In millions - Source: International Data Corp.

     Now, seeing all the bets being made on its nimble rivals, in comes Merrill Lynch & Co. --a thoroughbred of Wall Street -- indicating the other horse shoe is now about to drop.
     "Consumers are saying .... if Merrill is doing this, it bodes extremely well for future of online trading," said Dan Burke, senior analyst at the Internet data tracking firm Gomez Advisors.
What Merrill's entry means

     Wall Street's biggest bull, Merrill Lynch, announced last week it would, in its typically deliberate fashion, join in on the online trading craze -- first reaching out to its deep-pocketed clients, then to a wider public by December.
     That move, said e-commerce analysts, was nothing short of a revolution for online trading. Prudential Securities also is getting into the act.
     "A year ago [Merrill] claimed clients had absolutely no interest in online trading," said Paul Johnson, a senior analyst at International Data Corp., a research firm. "It's a major point in the evolution of online investing."
     While top brokers such as Morgan Stanley Dean Witter or Donaldson, Lufkin & Jenrette had already spread their online wings, they had preferred to view Internet trades as a separate phenomenon from their traditional business.
     Merrill's entry, on the other hand, highlighted what some call a watershed realization by the brokerage - that the Internet isn't just a fly-by-night occurrence, it's forcing the brokerage to recast its entire business model.
     Bill Burnham, an Internet stock analyst with CS First Boston, estimates the online brokers processed as many as 499,000 trades per day in the first quarter, siphoning off some business from traditional Wall Street houses.
     While a lumbering giant, Merrill is poised to fare well in cyberspace, analysts said. That is because it's got a base of customers that forms its revenue core -- and reaching onto the Net is just another service for them.
     Yes, analysts admit, there is the potential for hemorrhaging of customers at Merrill because of the online trading phenomenon -- that's why the brokerage is getting in the game.
     The lure of cut-rate trading options is an enticing one for many investors. But in the Internet era, as far as brokers' survival goes, the key, analysts say, will be something Merrill already has: client assets.
     In the old world of banking, as you may recall, banks used to make their money off of interest from the loans they gave you. And the more of you -- the customers -- a bank had, the more it could collect in interest.
     The young online brokerages don't have that. While they've shown promise in assembling a solid base of devotees, they're still far from the size of Merrill.
     Sterling of Jupiter said, for example, that Merrill's assets under management, at about $1.3 to $1.4 billion, amounts to roughly 1,000 times more than an upstart like Suretrade, at about $1.3 billion.
     By latest count, Schwab has about $520 billion under management, E*Trade $15.2 billion, Ameritrade, $11.4 billion, DLJdirect, $8.9 billion and Datek about $4.6 billion.
     So while online brokers will need to spin their wheels -- by way of a hefty marketing push -- to catch up, Merrills of the brokerage world sit comfortably on their client cash hoards and take their time plotting Internet strategy.
     Merrill still faces challenges. Bill Doyle, an analyst at Forrester Research, wrote in a brief that mid-tier online brokerages will chalk up as many as 700,000 new accounts before the bull brokerage offers a per-trade option, at $29.95 per trade, starting in December.

__Aim of the exercise__:
Print the part of the online trading article starting with "While top brokers" and going on through "their traditional business.", word for word.

__Provided data__:
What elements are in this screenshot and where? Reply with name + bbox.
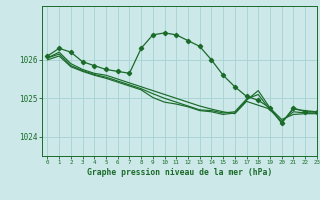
X-axis label: Graphe pression niveau de la mer (hPa): Graphe pression niveau de la mer (hPa) bbox=[87, 168, 272, 177]
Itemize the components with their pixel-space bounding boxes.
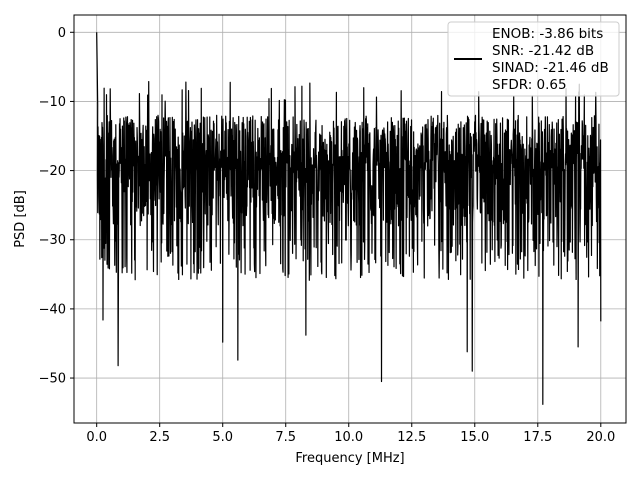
y-tick-label: −20	[39, 164, 66, 179]
x-tick-label: 2.5	[149, 430, 170, 445]
x-tick-label: 10.0	[334, 430, 363, 445]
x-tick-label: 7.5	[275, 430, 296, 445]
legend-line-enob: ENOB: -3.86 bits	[492, 26, 603, 42]
plot-frame	[73, 14, 627, 424]
y-tick-label: −30	[39, 233, 66, 248]
psd-series-line	[96, 32, 602, 405]
y-axis-ticks: 0 −10 −20 −30 −40 −50	[39, 26, 74, 387]
x-tick-label: 15.0	[460, 430, 489, 445]
series-layer	[96, 32, 602, 405]
legend-line-sfdr: SFDR: 0.65	[492, 77, 567, 93]
x-tick-label: 20.0	[586, 430, 615, 445]
x-tick-label: 0.0	[86, 430, 107, 445]
y-tick-label: −50	[39, 372, 66, 387]
legend-line-sinad: SINAD: -21.46 dB	[492, 60, 609, 76]
y-axis-label: PSD [dB]	[13, 190, 28, 248]
y-tick-label: −40	[39, 302, 66, 317]
x-tick-label: 5.0	[212, 430, 233, 445]
legend-box	[447, 21, 620, 97]
y-tick-label: −10	[39, 95, 66, 110]
x-tick-label: 12.5	[397, 430, 426, 445]
y-tick-label: 0	[58, 26, 66, 41]
legend: ENOB: -3.86 bits SNR: -21.42 dB SINAD: -…	[447, 21, 620, 97]
legend-line-snr: SNR: -21.42 dB	[492, 43, 594, 59]
x-axis-ticks: 0.0 2.5 5.0 7.5 10.0 12.5 15.0 17.5 20.0	[86, 423, 615, 445]
x-tick-label: 17.5	[523, 430, 552, 445]
x-axis-label: Frequency [MHz]	[295, 451, 404, 466]
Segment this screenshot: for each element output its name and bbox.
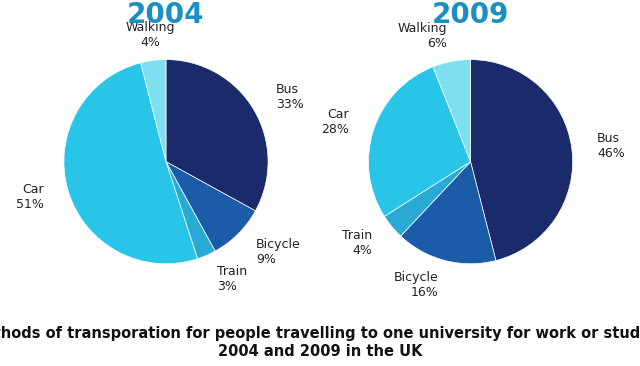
Text: Walking
6%: Walking 6% [397,22,447,51]
Text: Train
3%: Train 3% [217,265,247,293]
Wedge shape [433,60,470,162]
Wedge shape [385,162,470,236]
Wedge shape [64,63,198,264]
Text: Car
51%: Car 51% [15,183,44,211]
Text: Car
28%: Car 28% [321,108,349,136]
Text: Bus
33%: Bus 33% [276,83,303,111]
Text: Bicycle
16%: Bicycle 16% [394,271,439,299]
Text: Bicycle
9%: Bicycle 9% [256,238,301,266]
Wedge shape [166,162,215,259]
Title: 2009: 2009 [432,1,509,29]
Text: Train
4%: Train 4% [342,229,372,257]
Text: Walking
4%: Walking 4% [125,21,175,49]
Wedge shape [166,162,255,251]
Wedge shape [369,67,470,216]
Wedge shape [166,60,268,211]
Title: 2004: 2004 [127,1,205,29]
Wedge shape [470,60,573,261]
Wedge shape [141,60,166,162]
Text: Bus
46%: Bus 46% [597,132,625,160]
Wedge shape [401,162,496,264]
Text: Methods of transporation for people travelling to one university for work or stu: Methods of transporation for people trav… [0,326,640,359]
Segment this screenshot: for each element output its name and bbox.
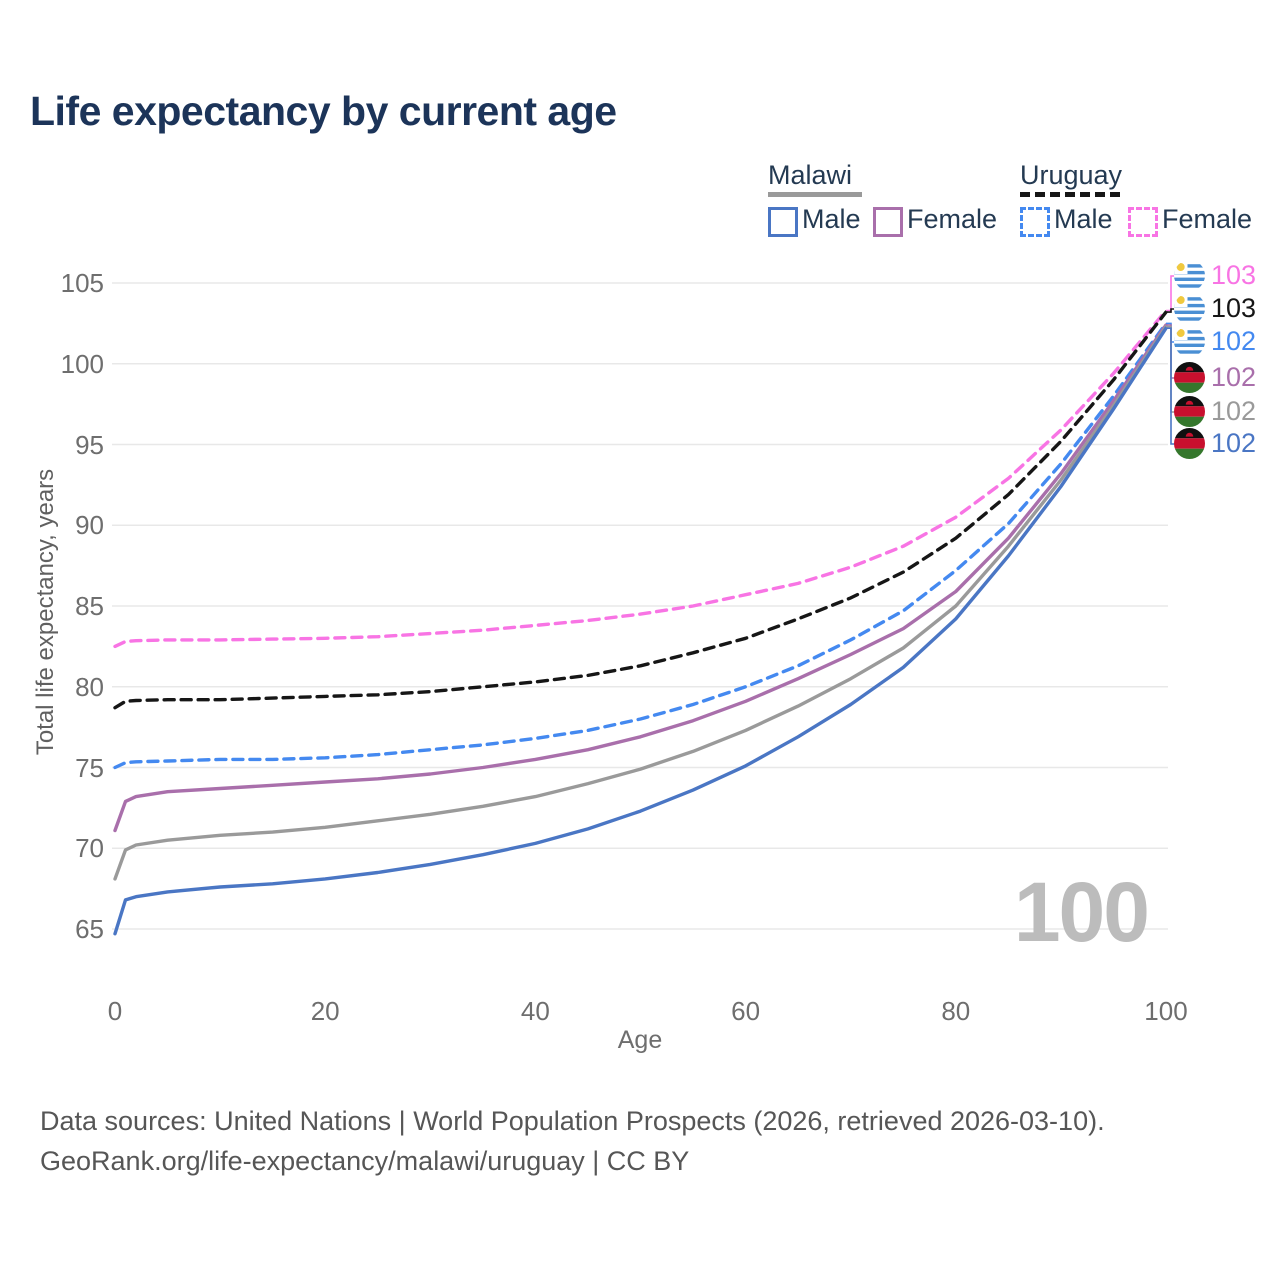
series-line-malawi[interactable] [113,324,1168,881]
series-line-uruguay-male[interactable] [113,321,1168,770]
y-tick-70: 70 [75,833,104,864]
legend-group-uruguay: Uruguay [1020,160,1123,190]
y-tick-75: 75 [75,752,104,783]
y-tick-105: 105 [60,268,104,298]
y-tick-90: 90 [75,510,104,541]
end-label-row-uruguay: 103 [1174,293,1256,324]
x-tick-80: 80 [941,996,971,1026]
legend-group-malawi: Malawi [768,160,853,190]
y-tick-80: 80 [75,671,104,702]
page-title: Life expectancy by current age [30,88,617,134]
end-value-uruguay-male: 102 [1211,326,1257,356]
x-tick-60: 60 [731,996,761,1026]
end-value-uruguay-female: 103 [1211,260,1257,290]
end-label-row-malawi: 102 [1174,396,1256,427]
end-label-row-malawi-male: 102 [1174,428,1256,459]
end-value-malawi: 102 [1211,396,1257,426]
end-value-uruguay: 103 [1211,293,1257,323]
series-line-malawi-male[interactable] [113,326,1168,936]
age-counter-watermark: 100 [1013,865,1150,959]
footer-attribution-link[interactable]: GeoRank.org/life-expectancy/malawi/urugu… [40,1146,690,1176]
series-line-uruguay[interactable] [113,310,1168,710]
legend-swatch-uruguay-male[interactable] [1020,207,1050,237]
legend-item-malawi-male[interactable]: Male [802,204,861,234]
x-tick-40: 40 [520,996,550,1026]
x-tick-0: 0 [107,996,123,1026]
malawi-flag-icon [1174,428,1205,459]
end-value-malawi-female: 102 [1211,362,1257,392]
malawi-flag-icon [1174,396,1205,427]
uruguay-flag-icon [1174,293,1205,324]
x-tick-100: 100 [1144,996,1188,1026]
end-label-row-malawi-female: 102 [1174,362,1256,393]
series-line-uruguay-female[interactable] [113,308,1168,649]
x-tick-20: 20 [310,996,340,1026]
legend-item-malawi-female[interactable]: Female [907,204,998,234]
end-value-malawi-male: 102 [1211,428,1257,458]
malawi-flag-icon [1174,362,1205,393]
y-tick-65: 65 [75,914,104,944]
legend-swatch-malawi-male[interactable] [768,207,798,237]
footer-data-sources: Data sources: United Nations | World Pop… [40,1106,1105,1136]
end-connector-malawi-male [1166,327,1176,445]
uruguay-flag-icon [1174,326,1205,357]
legend-underline-uruguay [1020,192,1120,197]
legend-item-uruguay-male[interactable]: Male [1054,204,1113,234]
end-connector-uruguay [1166,308,1176,313]
end-label-row-uruguay-female: 103 [1174,260,1256,291]
y-tick-85: 85 [75,591,104,621]
y-tick-95: 95 [75,429,104,460]
legend-swatch-uruguay-female[interactable] [1128,207,1158,237]
end-label-row-uruguay-male: 102 [1174,326,1256,357]
series-line-malawi-female[interactable] [113,323,1168,833]
legend-item-uruguay-female[interactable]: Female [1162,204,1253,234]
x-axis-title: Age [617,1026,663,1054]
legend-underline-malawi [768,192,862,197]
legend-swatch-malawi-female[interactable] [873,207,903,237]
y-axis-title: Total life expectancy, years [32,468,59,756]
uruguay-flag-icon [1174,260,1205,291]
y-tick-100: 100 [60,348,104,379]
end-connector-uruguay-female [1166,275,1176,312]
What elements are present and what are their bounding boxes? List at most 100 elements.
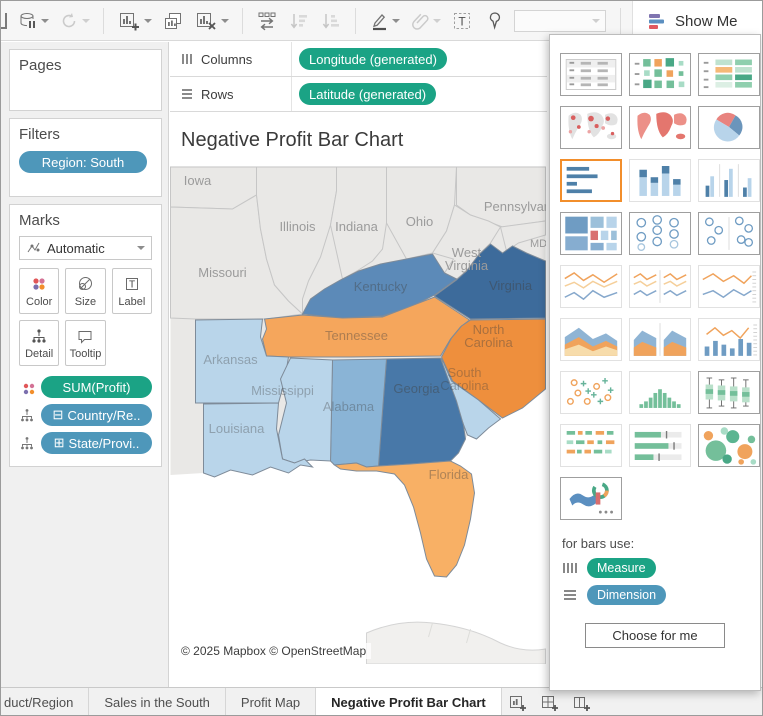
pill-latitude-generated[interactable]: Latitude (generated)	[299, 83, 437, 105]
new-worksheet-button[interactable]	[115, 8, 154, 34]
filled-map[interactable]: Iowa Illinois Indiana Ohio Pennsylvania Misso…	[170, 167, 546, 664]
sheet-tab-duct-region[interactable]: duct/Region	[1, 688, 90, 715]
toolbar: T Show Me	[1, 1, 762, 41]
sort-ascending-button[interactable]	[286, 8, 312, 34]
chart-type-heat-map[interactable]	[629, 53, 691, 96]
chart-type-stacked-bars[interactable]	[629, 159, 691, 202]
new-story-button[interactable]	[566, 688, 598, 715]
chart-type-discrete-area[interactable]	[629, 318, 691, 361]
chart-type-highlight-table[interactable]	[698, 53, 760, 96]
map-label-md: MD	[530, 238, 546, 250]
chart-type-gantt[interactable]	[560, 424, 622, 467]
chart-type-dual-lines[interactable]	[698, 265, 760, 308]
clear-sheet-button[interactable]	[192, 8, 231, 34]
sheet-tab-profit-map[interactable]: Profit Map	[226, 688, 317, 715]
for-bars-label: for bars use:	[562, 536, 635, 551]
map-state-louisiana[interactable]	[203, 402, 314, 478]
highlight-table-icon	[703, 58, 753, 89]
chart-type-pie-chart[interactable]	[698, 106, 760, 149]
chart-type-box-and-whisker[interactable]	[698, 371, 760, 414]
color-button[interactable]: Color	[19, 268, 60, 314]
choose-for-me-button[interactable]: Choose for me	[585, 623, 725, 648]
rows-shelf-area[interactable]: Latitude (generated)	[292, 83, 547, 105]
detail-button[interactable]: Detail	[19, 320, 60, 366]
fit-dropdown[interactable]	[514, 9, 606, 32]
columns-shelf-area[interactable]: Longitude (generated)	[292, 48, 547, 70]
chart-type-continuous-lines[interactable]	[560, 265, 622, 308]
chart-type-show-more[interactable]	[560, 477, 622, 520]
fix-axes-button[interactable]	[481, 8, 505, 34]
chart-type-histogram[interactable]	[629, 371, 691, 414]
map-state-maryland	[499, 220, 546, 252]
refresh-data-button[interactable]	[57, 9, 92, 33]
sheet-tab-sales-in-the-south[interactable]: Sales in the South	[89, 688, 226, 715]
horizontal-bars-icon	[566, 166, 598, 194]
duplicate-sheet-button[interactable]	[160, 8, 186, 34]
marks-pill-label: State/Provi..	[68, 435, 140, 451]
chart-type-grid	[550, 35, 760, 520]
map-state-florida[interactable]	[333, 460, 476, 578]
new-dashboard-icon	[542, 696, 559, 711]
rows-shelf[interactable]: Rows Latitude (generated)	[170, 77, 547, 112]
chart-type-symbol-map[interactable]	[560, 106, 622, 149]
chart-type-side-by-side-circles[interactable]	[698, 212, 760, 255]
show-mark-labels-button[interactable]: T	[449, 8, 475, 34]
label-button[interactable]: T Label	[111, 268, 152, 314]
chart-type-scatter-plot[interactable]	[560, 371, 622, 414]
chart-type-continuous-area[interactable]	[560, 318, 622, 361]
group-members-button[interactable]	[408, 8, 443, 34]
map-state-arkansas[interactable]	[195, 318, 290, 404]
sheet-tab-negative-profit-bar-chart[interactable]: Negative Profit Bar Chart	[316, 688, 502, 715]
highlighter-icon	[373, 13, 386, 30]
show-more-icon	[569, 482, 613, 514]
tooltip-button[interactable]: Tooltip	[65, 320, 106, 366]
columns-icon	[563, 563, 577, 573]
chart-type-circle-views[interactable]	[629, 212, 691, 255]
map-state-virginia[interactable]	[433, 243, 546, 320]
pause-auto-updates-button[interactable]	[16, 9, 51, 33]
chart-type-dual-combination[interactable]	[698, 318, 760, 361]
sort-ascending-icon	[290, 13, 307, 29]
filters-title: Filters	[19, 126, 60, 143]
pill-longitude-generated[interactable]: Longitude (generated)	[299, 48, 447, 70]
filled-map-icon	[637, 112, 687, 140]
pages-shelf[interactable]: Pages	[9, 49, 162, 111]
swap-rows-columns-button[interactable]	[254, 8, 280, 34]
mark-type-dropdown[interactable]: Automatic	[19, 236, 152, 260]
chart-type-filled-map[interactable]	[629, 106, 691, 149]
marks-card: Marks Automatic Color Size T Label Detail Too…	[9, 204, 162, 467]
marks-pill-0[interactable]: SUM(Profit)	[41, 376, 152, 398]
expand-collapse-glyph[interactable]: ⊟	[52, 407, 64, 422]
new-worksheet-button[interactable]	[502, 688, 534, 715]
svg-text:T: T	[458, 14, 466, 28]
filter-pill-region-south[interactable]: Region: South	[19, 151, 147, 173]
dropdown-caret	[82, 18, 90, 23]
dropdown-caret	[144, 18, 152, 23]
scatter-plot-icon	[566, 378, 614, 405]
columns-shelf[interactable]: Columns Longitude (generated)	[170, 42, 547, 77]
chart-type-bullet-graph[interactable]	[629, 424, 691, 467]
dimension-requirement-row: Dimension	[562, 585, 760, 605]
chart-type-packed-bubbles[interactable]	[698, 424, 760, 467]
sort-descending-button[interactable]	[318, 8, 344, 34]
circle-views-icon	[636, 215, 679, 251]
highlight-button[interactable]	[367, 8, 402, 34]
chart-type-treemap[interactable]	[560, 212, 622, 255]
filters-shelf[interactable]: Filters Region: South	[9, 118, 162, 197]
toolbar-separator	[242, 7, 243, 34]
chart-type-horizontal-bars[interactable]	[560, 159, 622, 202]
map-label-missouri: Missouri	[198, 265, 247, 280]
chart-type-side-by-side-bars[interactable]	[698, 159, 760, 202]
chart-type-discrete-lines[interactable]	[629, 265, 691, 308]
new-dashboard-button[interactable]	[534, 688, 566, 715]
expand-collapse-glyph[interactable]: ⊞	[53, 435, 65, 450]
chart-type-text-table[interactable]	[560, 53, 622, 96]
map-view[interactable]: Iowa Illinois Indiana Ohio Pennsylvania Misso…	[170, 166, 546, 664]
shelves: Columns Longitude (generated) Rows Latit…	[170, 42, 547, 112]
marks-pill-2[interactable]: ⊞ State/Provi..	[41, 432, 152, 454]
columns-icon	[182, 54, 192, 64]
rows-label-text: Rows	[201, 86, 234, 102]
marks-pill-1[interactable]: ⊟ Country/Re..	[41, 404, 152, 426]
size-button[interactable]: Size	[65, 268, 106, 314]
clipped-toolbar-icon	[1, 12, 7, 29]
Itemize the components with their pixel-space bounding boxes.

__Answer to the problem__:
While top brokers such as Morgan Stanley Dean Witter or Donaldson, Lufkin & Jenrette had already spread their online wings, they had preferred to view Internet trades as a separate phenomenon from their traditional business.